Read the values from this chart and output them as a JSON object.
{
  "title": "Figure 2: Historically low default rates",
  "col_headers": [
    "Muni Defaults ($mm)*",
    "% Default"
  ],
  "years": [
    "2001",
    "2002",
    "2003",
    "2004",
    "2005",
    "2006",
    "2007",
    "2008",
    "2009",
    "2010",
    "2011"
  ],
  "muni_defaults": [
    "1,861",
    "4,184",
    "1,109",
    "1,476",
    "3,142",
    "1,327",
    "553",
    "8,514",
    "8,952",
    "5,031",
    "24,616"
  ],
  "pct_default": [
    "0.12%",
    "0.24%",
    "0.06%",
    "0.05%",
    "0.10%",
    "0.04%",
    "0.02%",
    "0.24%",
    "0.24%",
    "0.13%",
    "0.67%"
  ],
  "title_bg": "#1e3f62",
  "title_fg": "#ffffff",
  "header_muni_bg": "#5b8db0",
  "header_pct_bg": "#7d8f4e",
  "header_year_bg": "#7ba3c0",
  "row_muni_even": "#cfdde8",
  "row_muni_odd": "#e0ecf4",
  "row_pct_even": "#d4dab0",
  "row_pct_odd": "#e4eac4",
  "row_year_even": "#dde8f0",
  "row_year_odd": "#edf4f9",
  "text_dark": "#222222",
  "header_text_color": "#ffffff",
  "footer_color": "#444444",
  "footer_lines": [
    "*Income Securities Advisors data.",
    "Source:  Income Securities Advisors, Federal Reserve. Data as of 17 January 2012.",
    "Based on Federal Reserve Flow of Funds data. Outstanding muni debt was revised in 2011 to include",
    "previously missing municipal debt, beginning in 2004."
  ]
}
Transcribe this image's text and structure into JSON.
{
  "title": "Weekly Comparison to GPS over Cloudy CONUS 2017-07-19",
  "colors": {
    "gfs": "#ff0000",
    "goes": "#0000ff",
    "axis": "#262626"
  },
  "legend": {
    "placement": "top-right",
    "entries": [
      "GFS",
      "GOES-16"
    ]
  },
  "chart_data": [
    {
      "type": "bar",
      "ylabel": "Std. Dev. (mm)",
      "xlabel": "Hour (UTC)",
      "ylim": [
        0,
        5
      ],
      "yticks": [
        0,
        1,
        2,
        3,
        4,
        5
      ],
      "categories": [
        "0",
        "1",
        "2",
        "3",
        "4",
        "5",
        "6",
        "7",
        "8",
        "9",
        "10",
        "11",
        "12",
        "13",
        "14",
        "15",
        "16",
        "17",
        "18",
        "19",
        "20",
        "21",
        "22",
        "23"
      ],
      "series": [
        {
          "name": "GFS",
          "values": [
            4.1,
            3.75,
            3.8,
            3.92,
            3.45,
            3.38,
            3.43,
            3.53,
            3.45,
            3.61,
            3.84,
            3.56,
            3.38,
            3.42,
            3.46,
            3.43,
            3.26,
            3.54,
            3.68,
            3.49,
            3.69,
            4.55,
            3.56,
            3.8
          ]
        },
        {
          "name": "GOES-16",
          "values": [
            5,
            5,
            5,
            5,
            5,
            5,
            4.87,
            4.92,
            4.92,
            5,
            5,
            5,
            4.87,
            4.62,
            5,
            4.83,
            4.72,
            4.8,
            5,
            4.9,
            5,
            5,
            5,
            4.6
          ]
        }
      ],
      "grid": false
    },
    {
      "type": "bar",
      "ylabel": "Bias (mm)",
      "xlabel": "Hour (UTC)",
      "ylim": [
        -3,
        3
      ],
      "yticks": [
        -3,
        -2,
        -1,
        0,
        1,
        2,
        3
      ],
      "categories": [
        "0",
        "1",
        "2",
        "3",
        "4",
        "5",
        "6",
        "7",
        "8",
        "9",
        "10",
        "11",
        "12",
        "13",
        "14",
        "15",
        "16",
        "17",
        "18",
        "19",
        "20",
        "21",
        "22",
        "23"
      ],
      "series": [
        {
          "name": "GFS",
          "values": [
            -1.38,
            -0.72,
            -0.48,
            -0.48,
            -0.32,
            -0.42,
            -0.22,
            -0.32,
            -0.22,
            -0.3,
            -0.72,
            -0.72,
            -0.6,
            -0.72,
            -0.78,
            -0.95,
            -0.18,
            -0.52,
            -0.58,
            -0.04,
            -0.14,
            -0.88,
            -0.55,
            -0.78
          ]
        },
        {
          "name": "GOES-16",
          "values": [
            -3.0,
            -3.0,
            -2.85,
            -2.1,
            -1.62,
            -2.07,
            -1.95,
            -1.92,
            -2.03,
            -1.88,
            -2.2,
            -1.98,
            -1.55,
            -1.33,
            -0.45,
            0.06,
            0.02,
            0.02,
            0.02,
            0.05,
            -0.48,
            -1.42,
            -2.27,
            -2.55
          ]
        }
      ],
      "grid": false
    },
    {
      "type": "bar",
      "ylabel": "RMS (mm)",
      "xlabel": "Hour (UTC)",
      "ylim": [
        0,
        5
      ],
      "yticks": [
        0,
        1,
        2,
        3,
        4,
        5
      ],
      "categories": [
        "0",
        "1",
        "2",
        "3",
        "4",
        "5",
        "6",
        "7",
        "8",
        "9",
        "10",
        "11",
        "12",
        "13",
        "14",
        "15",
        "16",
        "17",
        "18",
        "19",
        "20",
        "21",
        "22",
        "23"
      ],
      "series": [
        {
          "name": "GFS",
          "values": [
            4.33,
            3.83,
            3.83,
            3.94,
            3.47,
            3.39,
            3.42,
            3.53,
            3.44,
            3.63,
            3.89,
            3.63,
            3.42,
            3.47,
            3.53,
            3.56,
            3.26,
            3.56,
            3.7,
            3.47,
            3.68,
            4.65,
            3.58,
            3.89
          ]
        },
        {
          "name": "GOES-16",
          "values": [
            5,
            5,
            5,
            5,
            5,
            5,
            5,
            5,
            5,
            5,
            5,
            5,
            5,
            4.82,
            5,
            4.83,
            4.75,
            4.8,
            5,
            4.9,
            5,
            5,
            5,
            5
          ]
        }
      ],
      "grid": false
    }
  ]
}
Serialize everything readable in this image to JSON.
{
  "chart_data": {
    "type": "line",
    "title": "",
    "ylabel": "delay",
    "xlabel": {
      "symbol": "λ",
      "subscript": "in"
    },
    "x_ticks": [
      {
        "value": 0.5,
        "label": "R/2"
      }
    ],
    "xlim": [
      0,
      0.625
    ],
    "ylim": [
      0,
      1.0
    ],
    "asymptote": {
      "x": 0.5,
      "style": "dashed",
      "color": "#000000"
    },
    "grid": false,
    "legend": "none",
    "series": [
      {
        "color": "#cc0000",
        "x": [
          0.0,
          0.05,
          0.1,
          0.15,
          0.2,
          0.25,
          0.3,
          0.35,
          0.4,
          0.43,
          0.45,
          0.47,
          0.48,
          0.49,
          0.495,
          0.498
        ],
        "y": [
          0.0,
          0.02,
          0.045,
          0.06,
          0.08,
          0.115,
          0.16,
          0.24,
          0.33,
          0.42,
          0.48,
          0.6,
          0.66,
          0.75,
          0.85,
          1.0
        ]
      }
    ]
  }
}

★ ★ ★

### EXERCISE DESCRIPTION
Answer with one number: how many lines of the entries above include the word "ylabel".

### THE REPLY
4